**Problem details**:
Can you transcribe every entry word for word, skipping the images?

**Materials provided**:
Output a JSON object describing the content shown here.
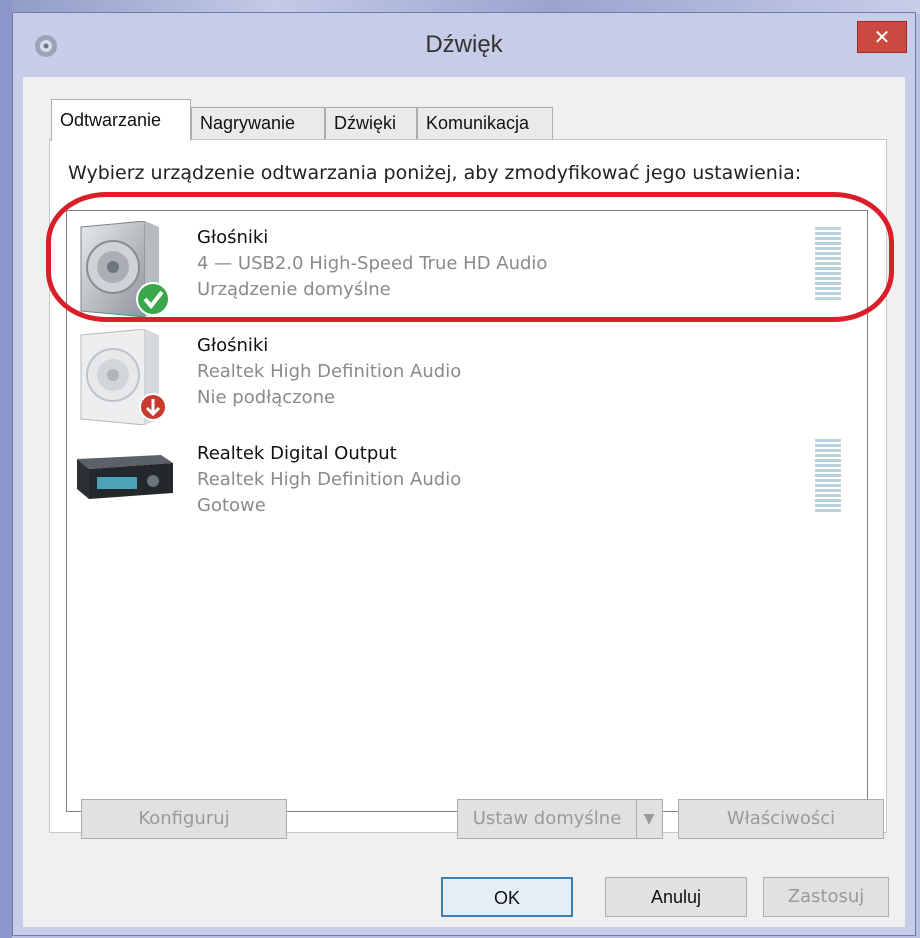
{
  "window": {
    "title": "Dźwięk",
    "close_label": "✕"
  },
  "tabs": [
    {
      "label": "Odtwarzanie",
      "active": true
    },
    {
      "label": "Nagrywanie",
      "active": false
    },
    {
      "label": "Dźwięki",
      "active": false
    },
    {
      "label": "Komunikacja",
      "active": false
    }
  ],
  "instruction": "Wybierz urządzenie odtwarzania poniżej, aby zmodyfikować jego ustawienia:",
  "devices": [
    {
      "name": "Głośniki",
      "line2": "4 — USB2.0 High-Speed True HD Audio",
      "line3": "Urządzenie domyślne",
      "icon": "speaker-default-icon"
    },
    {
      "name": "Głośniki",
      "line2": "Realtek High Definition Audio",
      "line3": "Nie podłączone",
      "icon": "speaker-disconnected-icon"
    },
    {
      "name": "Realtek Digital Output",
      "line2": "Realtek High Definition Audio",
      "line3": "Gotowe",
      "icon": "digital-output-receiver-icon"
    }
  ],
  "buttons": {
    "configure": "Konfiguruj",
    "set_default": "Ustaw domyślne",
    "set_default_arrow": "▼",
    "properties": "Właściwości",
    "ok": "OK",
    "cancel": "Anuluj",
    "apply": "Zastosuj"
  },
  "colors": {
    "highlight": "#d91f2a",
    "close_button": "#c94a40",
    "accent": "#3c7fb1"
  }
}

**Complete output**:
Output a JSON object describing the content shown here.
{
  "window": {
    "title": "Dźwięk",
    "close_label": "✕"
  },
  "tabs": [
    {
      "label": "Odtwarzanie",
      "active": true
    },
    {
      "label": "Nagrywanie",
      "active": false
    },
    {
      "label": "Dźwięki",
      "active": false
    },
    {
      "label": "Komunikacja",
      "active": false
    }
  ],
  "instruction": "Wybierz urządzenie odtwarzania poniżej, aby zmodyfikować jego ustawienia:",
  "devices": [
    {
      "name": "Głośniki",
      "line2": "4 — USB2.0 High-Speed True HD Audio",
      "line3": "Urządzenie domyślne",
      "icon": "speaker-default-icon"
    },
    {
      "name": "Głośniki",
      "line2": "Realtek High Definition Audio",
      "line3": "Nie podłączone",
      "icon": "speaker-disconnected-icon"
    },
    {
      "name": "Realtek Digital Output",
      "line2": "Realtek High Definition Audio",
      "line3": "Gotowe",
      "icon": "digital-output-receiver-icon"
    }
  ],
  "buttons": {
    "configure": "Konfiguruj",
    "set_default": "Ustaw domyślne",
    "set_default_arrow": "▼",
    "properties": "Właściwości",
    "ok": "OK",
    "cancel": "Anuluj",
    "apply": "Zastosuj"
  },
  "colors": {
    "highlight": "#d91f2a",
    "close_button": "#c94a40",
    "accent": "#3c7fb1"
  }
}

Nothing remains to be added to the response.